STATED TASK | Type out all the records word for word. Any pictures are to be left out.

RECORDS FOR THE EXERCISE |
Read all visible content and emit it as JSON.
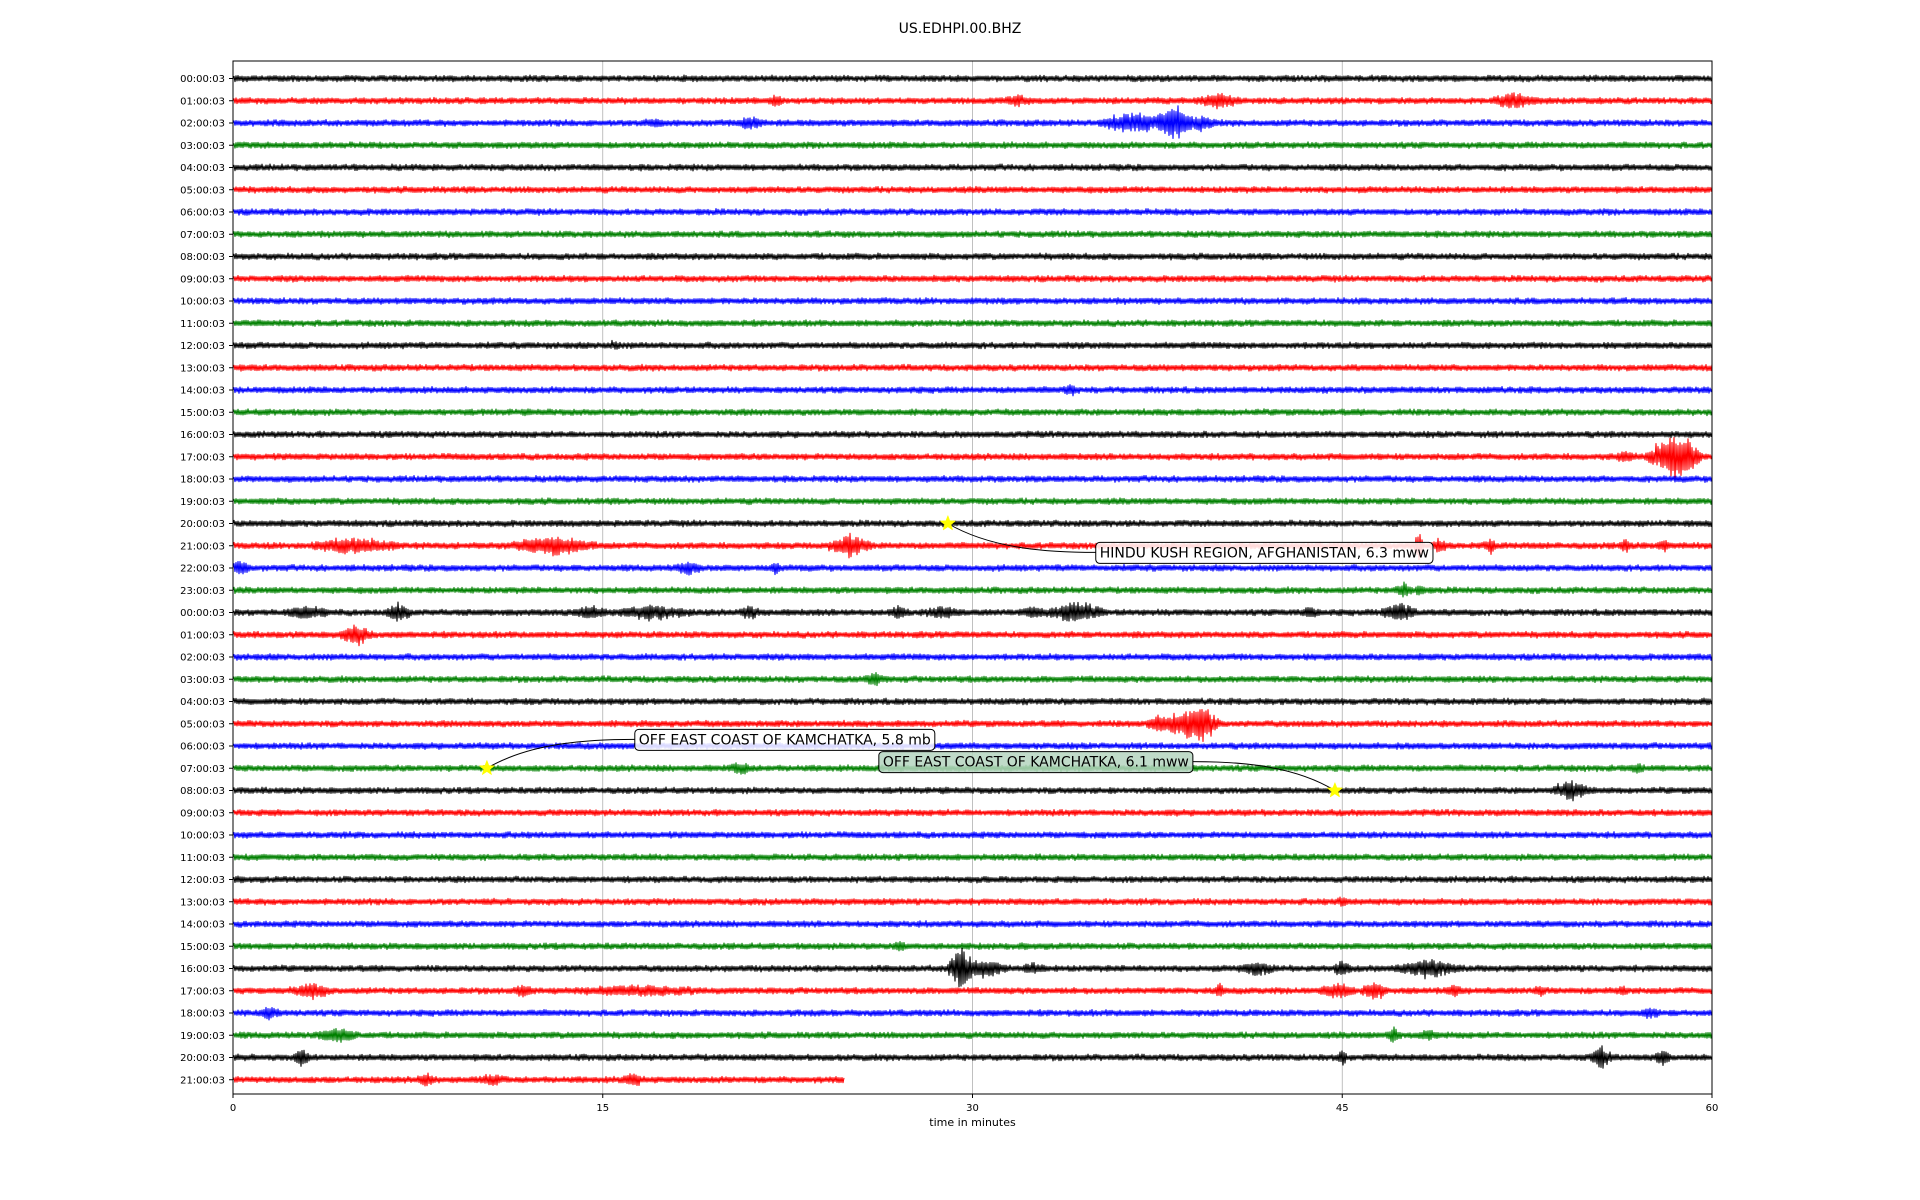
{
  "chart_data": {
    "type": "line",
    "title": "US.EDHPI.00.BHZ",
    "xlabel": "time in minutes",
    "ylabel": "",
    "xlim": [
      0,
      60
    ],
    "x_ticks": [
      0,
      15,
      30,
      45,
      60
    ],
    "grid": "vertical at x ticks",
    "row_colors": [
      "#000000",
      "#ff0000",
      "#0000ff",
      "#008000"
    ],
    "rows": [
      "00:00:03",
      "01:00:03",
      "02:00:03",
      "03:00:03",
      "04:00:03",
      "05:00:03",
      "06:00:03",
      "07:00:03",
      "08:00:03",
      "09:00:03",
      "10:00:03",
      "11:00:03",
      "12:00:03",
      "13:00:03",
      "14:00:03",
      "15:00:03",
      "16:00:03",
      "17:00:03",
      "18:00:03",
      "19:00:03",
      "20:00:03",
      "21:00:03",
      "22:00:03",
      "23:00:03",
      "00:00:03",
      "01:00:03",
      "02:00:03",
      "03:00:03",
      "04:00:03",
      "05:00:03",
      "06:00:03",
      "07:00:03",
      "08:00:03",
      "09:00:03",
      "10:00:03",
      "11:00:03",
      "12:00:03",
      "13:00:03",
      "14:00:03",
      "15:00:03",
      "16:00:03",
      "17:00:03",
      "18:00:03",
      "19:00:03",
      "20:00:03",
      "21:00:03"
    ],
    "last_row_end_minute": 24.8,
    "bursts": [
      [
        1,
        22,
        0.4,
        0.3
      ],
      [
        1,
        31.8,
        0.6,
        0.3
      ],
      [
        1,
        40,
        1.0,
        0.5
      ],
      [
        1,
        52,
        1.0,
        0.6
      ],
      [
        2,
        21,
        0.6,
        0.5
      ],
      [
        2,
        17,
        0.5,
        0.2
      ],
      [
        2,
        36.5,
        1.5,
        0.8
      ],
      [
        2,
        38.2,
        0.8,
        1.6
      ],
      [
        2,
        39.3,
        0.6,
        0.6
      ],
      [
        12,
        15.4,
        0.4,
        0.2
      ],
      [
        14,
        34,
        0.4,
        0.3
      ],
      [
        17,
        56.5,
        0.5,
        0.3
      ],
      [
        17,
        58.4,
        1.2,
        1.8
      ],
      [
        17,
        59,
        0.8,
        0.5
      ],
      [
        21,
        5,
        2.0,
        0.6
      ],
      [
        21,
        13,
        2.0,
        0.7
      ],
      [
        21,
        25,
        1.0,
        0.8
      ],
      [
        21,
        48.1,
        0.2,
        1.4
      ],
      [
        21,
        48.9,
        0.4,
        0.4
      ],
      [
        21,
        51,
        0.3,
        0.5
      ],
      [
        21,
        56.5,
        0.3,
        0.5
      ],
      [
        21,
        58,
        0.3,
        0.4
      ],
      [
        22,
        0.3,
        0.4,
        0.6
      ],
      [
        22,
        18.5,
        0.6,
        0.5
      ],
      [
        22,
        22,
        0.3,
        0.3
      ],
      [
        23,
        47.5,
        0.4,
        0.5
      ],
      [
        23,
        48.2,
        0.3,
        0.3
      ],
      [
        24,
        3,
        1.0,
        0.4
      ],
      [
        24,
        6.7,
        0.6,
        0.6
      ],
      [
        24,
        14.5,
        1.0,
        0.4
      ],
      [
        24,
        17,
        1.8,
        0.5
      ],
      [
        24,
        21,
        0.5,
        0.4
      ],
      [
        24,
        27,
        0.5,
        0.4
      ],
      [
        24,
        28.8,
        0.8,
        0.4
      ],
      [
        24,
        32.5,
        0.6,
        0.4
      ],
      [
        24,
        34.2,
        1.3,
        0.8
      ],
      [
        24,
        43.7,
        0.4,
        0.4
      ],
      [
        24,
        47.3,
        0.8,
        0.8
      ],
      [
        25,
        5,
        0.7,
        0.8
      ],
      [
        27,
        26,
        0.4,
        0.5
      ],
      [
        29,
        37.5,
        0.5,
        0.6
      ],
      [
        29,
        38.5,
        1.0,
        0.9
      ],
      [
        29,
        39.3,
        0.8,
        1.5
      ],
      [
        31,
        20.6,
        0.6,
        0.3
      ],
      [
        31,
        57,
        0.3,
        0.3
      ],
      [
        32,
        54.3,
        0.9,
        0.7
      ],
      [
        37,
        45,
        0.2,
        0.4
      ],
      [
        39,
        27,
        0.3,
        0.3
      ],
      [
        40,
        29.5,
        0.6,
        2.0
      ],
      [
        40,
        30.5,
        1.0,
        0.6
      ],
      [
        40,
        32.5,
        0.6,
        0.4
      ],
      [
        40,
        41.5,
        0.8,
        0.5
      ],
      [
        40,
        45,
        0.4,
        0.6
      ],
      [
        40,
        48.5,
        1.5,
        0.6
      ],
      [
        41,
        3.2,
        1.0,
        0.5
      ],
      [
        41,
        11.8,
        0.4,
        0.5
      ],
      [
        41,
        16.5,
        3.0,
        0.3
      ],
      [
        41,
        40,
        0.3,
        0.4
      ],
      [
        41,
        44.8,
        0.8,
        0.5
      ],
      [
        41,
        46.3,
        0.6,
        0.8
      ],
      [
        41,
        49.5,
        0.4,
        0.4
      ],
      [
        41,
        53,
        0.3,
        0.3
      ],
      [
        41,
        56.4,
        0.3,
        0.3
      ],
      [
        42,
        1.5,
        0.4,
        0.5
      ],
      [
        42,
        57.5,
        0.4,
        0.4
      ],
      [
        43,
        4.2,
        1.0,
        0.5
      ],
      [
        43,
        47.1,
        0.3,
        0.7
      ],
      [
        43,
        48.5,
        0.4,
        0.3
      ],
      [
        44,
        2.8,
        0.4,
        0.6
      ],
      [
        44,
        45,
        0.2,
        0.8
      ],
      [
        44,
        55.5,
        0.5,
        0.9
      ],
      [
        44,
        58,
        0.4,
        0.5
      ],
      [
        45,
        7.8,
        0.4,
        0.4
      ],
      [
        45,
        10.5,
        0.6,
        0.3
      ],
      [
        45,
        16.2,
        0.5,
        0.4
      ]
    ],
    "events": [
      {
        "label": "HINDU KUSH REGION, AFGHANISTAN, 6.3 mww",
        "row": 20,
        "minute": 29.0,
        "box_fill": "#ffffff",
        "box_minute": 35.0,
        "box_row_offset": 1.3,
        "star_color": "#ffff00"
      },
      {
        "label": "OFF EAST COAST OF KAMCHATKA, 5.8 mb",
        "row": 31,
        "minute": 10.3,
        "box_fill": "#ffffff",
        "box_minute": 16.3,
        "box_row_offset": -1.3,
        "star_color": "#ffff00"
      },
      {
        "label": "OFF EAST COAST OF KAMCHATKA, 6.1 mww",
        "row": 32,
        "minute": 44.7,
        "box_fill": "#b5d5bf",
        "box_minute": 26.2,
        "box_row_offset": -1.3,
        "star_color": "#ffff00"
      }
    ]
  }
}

CORRECT ANSWER |
Read all visible content and emit it as JSON.
{
  "chart_data": {
    "type": "line",
    "title": "US.EDHPI.00.BHZ",
    "xlabel": "time in minutes",
    "ylabel": "",
    "xlim": [
      0,
      60
    ],
    "x_ticks": [
      0,
      15,
      30,
      45,
      60
    ],
    "grid": "vertical at x ticks",
    "row_colors": [
      "#000000",
      "#ff0000",
      "#0000ff",
      "#008000"
    ],
    "rows": [
      "00:00:03",
      "01:00:03",
      "02:00:03",
      "03:00:03",
      "04:00:03",
      "05:00:03",
      "06:00:03",
      "07:00:03",
      "08:00:03",
      "09:00:03",
      "10:00:03",
      "11:00:03",
      "12:00:03",
      "13:00:03",
      "14:00:03",
      "15:00:03",
      "16:00:03",
      "17:00:03",
      "18:00:03",
      "19:00:03",
      "20:00:03",
      "21:00:03",
      "22:00:03",
      "23:00:03",
      "00:00:03",
      "01:00:03",
      "02:00:03",
      "03:00:03",
      "04:00:03",
      "05:00:03",
      "06:00:03",
      "07:00:03",
      "08:00:03",
      "09:00:03",
      "10:00:03",
      "11:00:03",
      "12:00:03",
      "13:00:03",
      "14:00:03",
      "15:00:03",
      "16:00:03",
      "17:00:03",
      "18:00:03",
      "19:00:03",
      "20:00:03",
      "21:00:03"
    ],
    "last_row_end_minute": 24.8,
    "bursts": [
      [
        1,
        22,
        0.4,
        0.3
      ],
      [
        1,
        31.8,
        0.6,
        0.3
      ],
      [
        1,
        40,
        1.0,
        0.5
      ],
      [
        1,
        52,
        1.0,
        0.6
      ],
      [
        2,
        21,
        0.6,
        0.5
      ],
      [
        2,
        17,
        0.5,
        0.2
      ],
      [
        2,
        36.5,
        1.5,
        0.8
      ],
      [
        2,
        38.2,
        0.8,
        1.6
      ],
      [
        2,
        39.3,
        0.6,
        0.6
      ],
      [
        12,
        15.4,
        0.4,
        0.2
      ],
      [
        14,
        34,
        0.4,
        0.3
      ],
      [
        17,
        56.5,
        0.5,
        0.3
      ],
      [
        17,
        58.4,
        1.2,
        1.8
      ],
      [
        17,
        59,
        0.8,
        0.5
      ],
      [
        21,
        5,
        2.0,
        0.6
      ],
      [
        21,
        13,
        2.0,
        0.7
      ],
      [
        21,
        25,
        1.0,
        0.8
      ],
      [
        21,
        48.1,
        0.2,
        1.4
      ],
      [
        21,
        48.9,
        0.4,
        0.4
      ],
      [
        21,
        51,
        0.3,
        0.5
      ],
      [
        21,
        56.5,
        0.3,
        0.5
      ],
      [
        21,
        58,
        0.3,
        0.4
      ],
      [
        22,
        0.3,
        0.4,
        0.6
      ],
      [
        22,
        18.5,
        0.6,
        0.5
      ],
      [
        22,
        22,
        0.3,
        0.3
      ],
      [
        23,
        47.5,
        0.4,
        0.5
      ],
      [
        23,
        48.2,
        0.3,
        0.3
      ],
      [
        24,
        3,
        1.0,
        0.4
      ],
      [
        24,
        6.7,
        0.6,
        0.6
      ],
      [
        24,
        14.5,
        1.0,
        0.4
      ],
      [
        24,
        17,
        1.8,
        0.5
      ],
      [
        24,
        21,
        0.5,
        0.4
      ],
      [
        24,
        27,
        0.5,
        0.4
      ],
      [
        24,
        28.8,
        0.8,
        0.4
      ],
      [
        24,
        32.5,
        0.6,
        0.4
      ],
      [
        24,
        34.2,
        1.3,
        0.8
      ],
      [
        24,
        43.7,
        0.4,
        0.4
      ],
      [
        24,
        47.3,
        0.8,
        0.8
      ],
      [
        25,
        5,
        0.7,
        0.8
      ],
      [
        27,
        26,
        0.4,
        0.5
      ],
      [
        29,
        37.5,
        0.5,
        0.6
      ],
      [
        29,
        38.5,
        1.0,
        0.9
      ],
      [
        29,
        39.3,
        0.8,
        1.5
      ],
      [
        31,
        20.6,
        0.6,
        0.3
      ],
      [
        31,
        57,
        0.3,
        0.3
      ],
      [
        32,
        54.3,
        0.9,
        0.7
      ],
      [
        37,
        45,
        0.2,
        0.4
      ],
      [
        39,
        27,
        0.3,
        0.3
      ],
      [
        40,
        29.5,
        0.6,
        2.0
      ],
      [
        40,
        30.5,
        1.0,
        0.6
      ],
      [
        40,
        32.5,
        0.6,
        0.4
      ],
      [
        40,
        41.5,
        0.8,
        0.5
      ],
      [
        40,
        45,
        0.4,
        0.6
      ],
      [
        40,
        48.5,
        1.5,
        0.6
      ],
      [
        41,
        3.2,
        1.0,
        0.5
      ],
      [
        41,
        11.8,
        0.4,
        0.5
      ],
      [
        41,
        16.5,
        3.0,
        0.3
      ],
      [
        41,
        40,
        0.3,
        0.4
      ],
      [
        41,
        44.8,
        0.8,
        0.5
      ],
      [
        41,
        46.3,
        0.6,
        0.8
      ],
      [
        41,
        49.5,
        0.4,
        0.4
      ],
      [
        41,
        53,
        0.3,
        0.3
      ],
      [
        41,
        56.4,
        0.3,
        0.3
      ],
      [
        42,
        1.5,
        0.4,
        0.5
      ],
      [
        42,
        57.5,
        0.4,
        0.4
      ],
      [
        43,
        4.2,
        1.0,
        0.5
      ],
      [
        43,
        47.1,
        0.3,
        0.7
      ],
      [
        43,
        48.5,
        0.4,
        0.3
      ],
      [
        44,
        2.8,
        0.4,
        0.6
      ],
      [
        44,
        45,
        0.2,
        0.8
      ],
      [
        44,
        55.5,
        0.5,
        0.9
      ],
      [
        44,
        58,
        0.4,
        0.5
      ],
      [
        45,
        7.8,
        0.4,
        0.4
      ],
      [
        45,
        10.5,
        0.6,
        0.3
      ],
      [
        45,
        16.2,
        0.5,
        0.4
      ]
    ],
    "events": [
      {
        "label": "HINDU KUSH REGION, AFGHANISTAN, 6.3 mww",
        "row": 20,
        "minute": 29.0,
        "box_fill": "#ffffff",
        "box_minute": 35.0,
        "box_row_offset": 1.3,
        "star_color": "#ffff00"
      },
      {
        "label": "OFF EAST COAST OF KAMCHATKA, 5.8 mb",
        "row": 31,
        "minute": 10.3,
        "box_fill": "#ffffff",
        "box_minute": 16.3,
        "box_row_offset": -1.3,
        "star_color": "#ffff00"
      },
      {
        "label": "OFF EAST COAST OF KAMCHATKA, 6.1 mww",
        "row": 32,
        "minute": 44.7,
        "box_fill": "#b5d5bf",
        "box_minute": 26.2,
        "box_row_offset": -1.3,
        "star_color": "#ffff00"
      }
    ]
  }
}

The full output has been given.